(Source records)
-- start --

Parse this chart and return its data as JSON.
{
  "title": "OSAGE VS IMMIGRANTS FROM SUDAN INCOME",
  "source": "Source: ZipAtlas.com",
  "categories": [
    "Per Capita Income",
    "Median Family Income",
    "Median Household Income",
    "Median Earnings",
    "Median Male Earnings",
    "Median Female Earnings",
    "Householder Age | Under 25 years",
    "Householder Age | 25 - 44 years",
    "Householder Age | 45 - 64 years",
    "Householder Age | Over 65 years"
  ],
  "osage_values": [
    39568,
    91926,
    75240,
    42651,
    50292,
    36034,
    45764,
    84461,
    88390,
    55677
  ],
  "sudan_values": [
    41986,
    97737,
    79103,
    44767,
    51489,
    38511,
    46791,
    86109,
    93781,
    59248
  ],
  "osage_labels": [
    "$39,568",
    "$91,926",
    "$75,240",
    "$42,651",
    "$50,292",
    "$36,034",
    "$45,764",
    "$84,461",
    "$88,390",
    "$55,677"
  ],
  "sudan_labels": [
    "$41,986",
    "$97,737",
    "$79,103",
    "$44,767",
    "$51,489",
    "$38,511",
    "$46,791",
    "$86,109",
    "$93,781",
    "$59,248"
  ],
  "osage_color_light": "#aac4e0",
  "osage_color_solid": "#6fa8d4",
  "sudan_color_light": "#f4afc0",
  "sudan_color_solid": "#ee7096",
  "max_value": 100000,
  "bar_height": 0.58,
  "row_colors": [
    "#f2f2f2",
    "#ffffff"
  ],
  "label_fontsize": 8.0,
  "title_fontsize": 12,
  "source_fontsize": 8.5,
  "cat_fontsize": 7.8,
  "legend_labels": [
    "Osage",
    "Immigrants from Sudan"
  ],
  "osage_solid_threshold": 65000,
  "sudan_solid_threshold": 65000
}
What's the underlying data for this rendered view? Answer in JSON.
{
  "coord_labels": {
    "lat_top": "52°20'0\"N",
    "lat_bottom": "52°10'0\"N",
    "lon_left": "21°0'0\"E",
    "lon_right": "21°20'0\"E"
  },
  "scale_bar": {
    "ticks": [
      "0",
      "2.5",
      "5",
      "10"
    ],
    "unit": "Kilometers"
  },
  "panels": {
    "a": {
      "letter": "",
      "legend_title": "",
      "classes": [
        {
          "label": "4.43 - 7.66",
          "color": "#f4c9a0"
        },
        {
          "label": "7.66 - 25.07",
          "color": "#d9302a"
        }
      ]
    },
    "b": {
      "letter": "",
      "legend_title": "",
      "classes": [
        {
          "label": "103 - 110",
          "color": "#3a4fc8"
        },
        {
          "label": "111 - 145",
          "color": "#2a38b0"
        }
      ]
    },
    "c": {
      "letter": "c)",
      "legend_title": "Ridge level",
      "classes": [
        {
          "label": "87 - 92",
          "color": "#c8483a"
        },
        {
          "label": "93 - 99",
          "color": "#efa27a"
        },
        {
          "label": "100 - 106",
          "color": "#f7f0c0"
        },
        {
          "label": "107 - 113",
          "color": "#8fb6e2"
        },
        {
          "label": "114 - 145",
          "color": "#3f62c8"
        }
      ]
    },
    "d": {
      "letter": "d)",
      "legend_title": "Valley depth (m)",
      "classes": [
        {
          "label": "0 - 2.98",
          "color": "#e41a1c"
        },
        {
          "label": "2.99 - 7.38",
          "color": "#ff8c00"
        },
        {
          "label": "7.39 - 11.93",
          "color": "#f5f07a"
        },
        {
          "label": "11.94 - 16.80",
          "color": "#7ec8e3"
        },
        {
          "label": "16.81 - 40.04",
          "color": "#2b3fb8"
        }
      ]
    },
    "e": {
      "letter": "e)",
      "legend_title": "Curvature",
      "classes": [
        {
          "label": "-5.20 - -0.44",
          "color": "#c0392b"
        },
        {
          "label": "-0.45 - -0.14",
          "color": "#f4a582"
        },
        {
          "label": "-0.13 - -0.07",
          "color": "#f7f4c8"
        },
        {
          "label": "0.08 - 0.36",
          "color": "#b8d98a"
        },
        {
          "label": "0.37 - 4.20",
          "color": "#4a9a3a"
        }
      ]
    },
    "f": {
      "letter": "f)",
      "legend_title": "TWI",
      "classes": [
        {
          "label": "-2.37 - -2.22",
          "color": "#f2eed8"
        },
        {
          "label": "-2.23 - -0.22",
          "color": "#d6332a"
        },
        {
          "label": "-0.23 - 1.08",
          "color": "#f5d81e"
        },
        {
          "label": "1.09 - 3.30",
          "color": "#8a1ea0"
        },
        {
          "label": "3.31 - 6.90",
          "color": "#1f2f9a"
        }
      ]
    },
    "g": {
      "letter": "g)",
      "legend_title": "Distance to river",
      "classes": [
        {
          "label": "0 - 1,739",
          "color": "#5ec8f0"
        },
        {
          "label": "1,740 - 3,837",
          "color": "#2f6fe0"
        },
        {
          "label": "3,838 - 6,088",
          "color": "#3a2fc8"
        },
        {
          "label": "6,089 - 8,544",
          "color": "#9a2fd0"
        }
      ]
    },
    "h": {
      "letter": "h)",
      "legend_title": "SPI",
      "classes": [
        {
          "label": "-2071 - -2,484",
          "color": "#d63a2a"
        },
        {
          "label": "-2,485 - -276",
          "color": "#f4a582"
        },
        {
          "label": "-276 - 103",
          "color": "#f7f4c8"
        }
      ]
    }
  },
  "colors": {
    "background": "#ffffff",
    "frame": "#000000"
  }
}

-- end --

§ Given instruction
Examine the data above and state how many of its lines contain the word "JSON", with no further remarks.

§ Solution to the exercise
2